§ **WHAT IS NEEDED**: Find and return each line containing "packages".

§ **ENTRIES**:
>>

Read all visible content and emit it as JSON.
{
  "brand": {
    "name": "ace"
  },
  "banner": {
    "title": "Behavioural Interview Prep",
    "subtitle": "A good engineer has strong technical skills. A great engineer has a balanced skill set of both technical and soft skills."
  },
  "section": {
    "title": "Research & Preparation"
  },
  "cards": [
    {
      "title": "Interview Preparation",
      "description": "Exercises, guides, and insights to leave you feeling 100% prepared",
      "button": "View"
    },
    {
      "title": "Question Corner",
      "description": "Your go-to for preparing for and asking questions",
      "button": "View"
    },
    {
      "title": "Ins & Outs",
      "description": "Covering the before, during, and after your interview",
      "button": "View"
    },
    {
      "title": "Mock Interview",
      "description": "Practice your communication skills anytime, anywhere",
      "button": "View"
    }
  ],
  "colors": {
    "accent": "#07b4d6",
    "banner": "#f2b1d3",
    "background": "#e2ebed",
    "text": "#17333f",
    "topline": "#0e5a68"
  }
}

<<
>>

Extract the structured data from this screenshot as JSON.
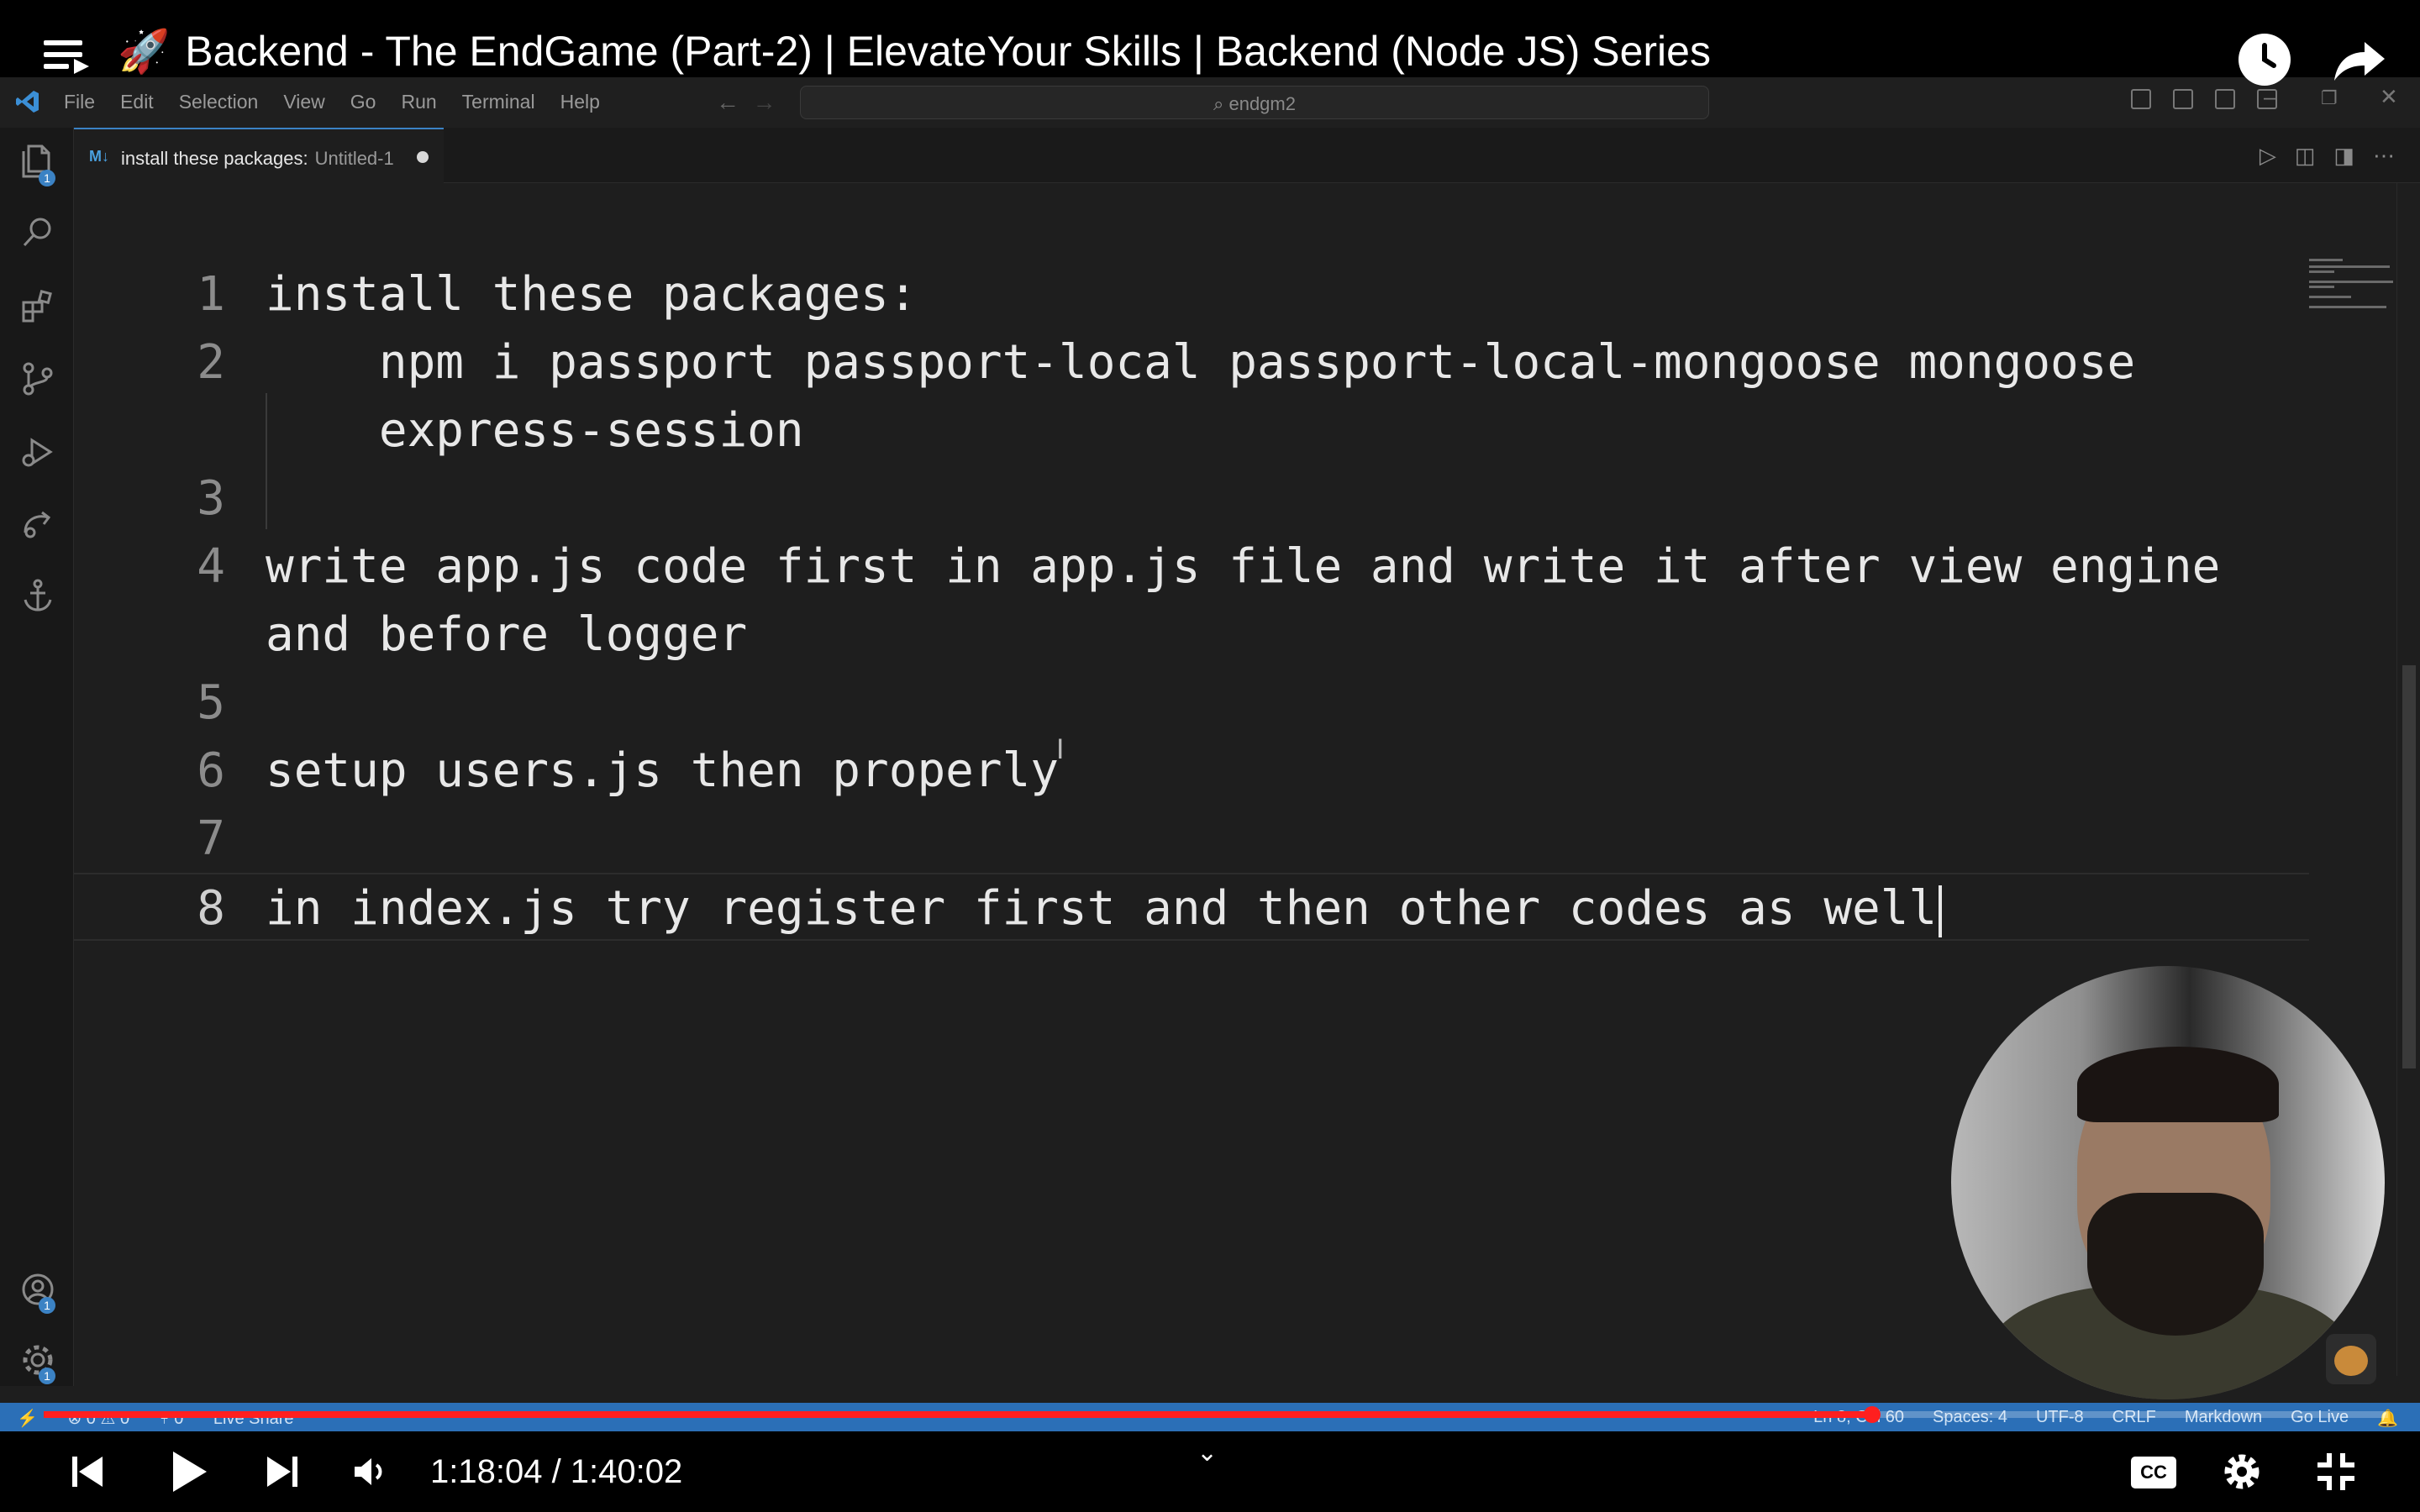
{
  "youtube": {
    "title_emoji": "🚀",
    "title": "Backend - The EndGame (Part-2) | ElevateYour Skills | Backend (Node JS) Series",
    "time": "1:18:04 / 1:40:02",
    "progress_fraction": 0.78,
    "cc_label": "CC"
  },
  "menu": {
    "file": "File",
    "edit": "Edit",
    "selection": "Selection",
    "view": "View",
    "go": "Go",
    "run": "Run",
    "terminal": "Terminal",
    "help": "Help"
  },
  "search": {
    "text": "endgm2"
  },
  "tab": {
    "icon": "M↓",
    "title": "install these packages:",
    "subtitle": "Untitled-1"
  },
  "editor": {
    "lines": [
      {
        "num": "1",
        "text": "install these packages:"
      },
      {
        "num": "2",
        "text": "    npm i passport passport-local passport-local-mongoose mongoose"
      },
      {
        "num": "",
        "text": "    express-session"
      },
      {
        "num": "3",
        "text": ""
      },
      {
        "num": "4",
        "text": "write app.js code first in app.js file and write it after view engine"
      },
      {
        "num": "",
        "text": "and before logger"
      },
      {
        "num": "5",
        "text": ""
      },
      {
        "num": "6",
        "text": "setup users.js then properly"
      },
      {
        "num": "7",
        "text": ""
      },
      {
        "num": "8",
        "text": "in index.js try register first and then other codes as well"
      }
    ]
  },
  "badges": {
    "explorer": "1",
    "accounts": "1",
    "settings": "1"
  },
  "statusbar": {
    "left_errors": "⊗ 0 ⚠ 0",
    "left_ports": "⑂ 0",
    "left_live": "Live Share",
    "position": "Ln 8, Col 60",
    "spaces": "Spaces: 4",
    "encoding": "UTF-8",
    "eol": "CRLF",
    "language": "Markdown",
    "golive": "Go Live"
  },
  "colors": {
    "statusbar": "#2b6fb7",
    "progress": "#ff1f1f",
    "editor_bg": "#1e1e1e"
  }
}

<<

§ **WORKED ANSWER**:
    "title": "install these packages:",
        "text": "install these packages:"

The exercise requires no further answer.